Entries from a visual dataset:
------------
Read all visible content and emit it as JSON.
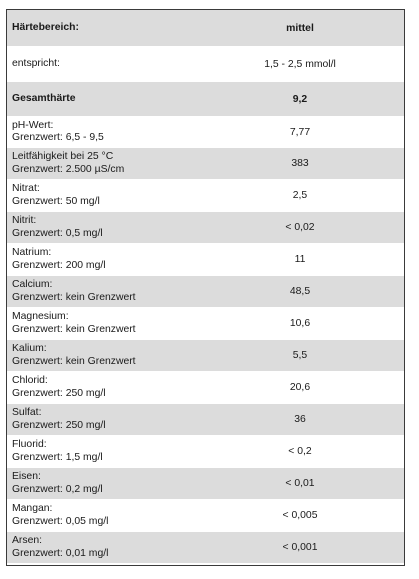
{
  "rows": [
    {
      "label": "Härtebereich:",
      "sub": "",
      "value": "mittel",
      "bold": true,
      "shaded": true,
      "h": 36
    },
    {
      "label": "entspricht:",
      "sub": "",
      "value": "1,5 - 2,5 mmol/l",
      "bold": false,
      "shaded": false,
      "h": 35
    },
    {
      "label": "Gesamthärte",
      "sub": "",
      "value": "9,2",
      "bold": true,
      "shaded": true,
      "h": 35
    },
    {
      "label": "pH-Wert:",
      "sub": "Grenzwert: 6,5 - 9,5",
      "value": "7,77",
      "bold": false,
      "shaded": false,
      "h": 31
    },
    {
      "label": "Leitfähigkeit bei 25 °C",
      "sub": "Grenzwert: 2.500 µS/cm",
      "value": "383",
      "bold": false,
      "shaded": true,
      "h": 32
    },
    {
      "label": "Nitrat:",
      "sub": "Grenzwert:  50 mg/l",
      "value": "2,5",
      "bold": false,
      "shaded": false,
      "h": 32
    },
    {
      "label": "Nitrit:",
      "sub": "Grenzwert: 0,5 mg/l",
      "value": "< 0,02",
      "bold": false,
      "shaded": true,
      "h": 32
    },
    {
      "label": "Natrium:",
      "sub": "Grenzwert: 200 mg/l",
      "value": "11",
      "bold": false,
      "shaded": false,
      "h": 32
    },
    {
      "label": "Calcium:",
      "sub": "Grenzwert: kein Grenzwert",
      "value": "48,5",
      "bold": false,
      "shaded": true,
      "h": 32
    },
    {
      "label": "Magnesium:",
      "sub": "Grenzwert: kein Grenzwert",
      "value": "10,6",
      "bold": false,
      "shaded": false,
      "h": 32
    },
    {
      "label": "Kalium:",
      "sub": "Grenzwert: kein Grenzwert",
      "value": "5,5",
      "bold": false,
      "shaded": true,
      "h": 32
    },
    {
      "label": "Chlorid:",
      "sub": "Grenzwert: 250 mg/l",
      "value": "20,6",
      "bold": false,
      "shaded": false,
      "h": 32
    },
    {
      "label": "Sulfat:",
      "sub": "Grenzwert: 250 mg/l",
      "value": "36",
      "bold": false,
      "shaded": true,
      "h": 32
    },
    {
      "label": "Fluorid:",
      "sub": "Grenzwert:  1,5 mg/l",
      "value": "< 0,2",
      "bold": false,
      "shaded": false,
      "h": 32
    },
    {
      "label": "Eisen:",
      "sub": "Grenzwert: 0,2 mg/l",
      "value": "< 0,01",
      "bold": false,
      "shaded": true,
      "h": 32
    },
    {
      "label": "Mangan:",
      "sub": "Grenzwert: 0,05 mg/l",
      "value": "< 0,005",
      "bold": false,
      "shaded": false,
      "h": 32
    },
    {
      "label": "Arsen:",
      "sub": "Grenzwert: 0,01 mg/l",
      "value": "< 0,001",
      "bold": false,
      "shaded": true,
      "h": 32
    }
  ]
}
------------
_The task:_
The entries above are to be returned exactly, without their pictures.

_Answer to the exercise:_
Read all visible content and emit it as JSON.
{
  "rows": [
    {
      "label": "Härtebereich:",
      "sub": "",
      "value": "mittel",
      "bold": true,
      "shaded": true,
      "h": 36
    },
    {
      "label": "entspricht:",
      "sub": "",
      "value": "1,5 - 2,5 mmol/l",
      "bold": false,
      "shaded": false,
      "h": 35
    },
    {
      "label": "Gesamthärte",
      "sub": "",
      "value": "9,2",
      "bold": true,
      "shaded": true,
      "h": 35
    },
    {
      "label": "pH-Wert:",
      "sub": "Grenzwert: 6,5 - 9,5",
      "value": "7,77",
      "bold": false,
      "shaded": false,
      "h": 31
    },
    {
      "label": "Leitfähigkeit bei 25 °C",
      "sub": "Grenzwert: 2.500 µS/cm",
      "value": "383",
      "bold": false,
      "shaded": true,
      "h": 32
    },
    {
      "label": "Nitrat:",
      "sub": "Grenzwert:  50 mg/l",
      "value": "2,5",
      "bold": false,
      "shaded": false,
      "h": 32
    },
    {
      "label": "Nitrit:",
      "sub": "Grenzwert: 0,5 mg/l",
      "value": "< 0,02",
      "bold": false,
      "shaded": true,
      "h": 32
    },
    {
      "label": "Natrium:",
      "sub": "Grenzwert: 200 mg/l",
      "value": "11",
      "bold": false,
      "shaded": false,
      "h": 32
    },
    {
      "label": "Calcium:",
      "sub": "Grenzwert: kein Grenzwert",
      "value": "48,5",
      "bold": false,
      "shaded": true,
      "h": 32
    },
    {
      "label": "Magnesium:",
      "sub": "Grenzwert: kein Grenzwert",
      "value": "10,6",
      "bold": false,
      "shaded": false,
      "h": 32
    },
    {
      "label": "Kalium:",
      "sub": "Grenzwert: kein Grenzwert",
      "value": "5,5",
      "bold": false,
      "shaded": true,
      "h": 32
    },
    {
      "label": "Chlorid:",
      "sub": "Grenzwert: 250 mg/l",
      "value": "20,6",
      "bold": false,
      "shaded": false,
      "h": 32
    },
    {
      "label": "Sulfat:",
      "sub": "Grenzwert: 250 mg/l",
      "value": "36",
      "bold": false,
      "shaded": true,
      "h": 32
    },
    {
      "label": "Fluorid:",
      "sub": "Grenzwert:  1,5 mg/l",
      "value": "< 0,2",
      "bold": false,
      "shaded": false,
      "h": 32
    },
    {
      "label": "Eisen:",
      "sub": "Grenzwert: 0,2 mg/l",
      "value": "< 0,01",
      "bold": false,
      "shaded": true,
      "h": 32
    },
    {
      "label": "Mangan:",
      "sub": "Grenzwert: 0,05 mg/l",
      "value": "< 0,005",
      "bold": false,
      "shaded": false,
      "h": 32
    },
    {
      "label": "Arsen:",
      "sub": "Grenzwert: 0,01 mg/l",
      "value": "< 0,001",
      "bold": false,
      "shaded": true,
      "h": 32
    }
  ]
}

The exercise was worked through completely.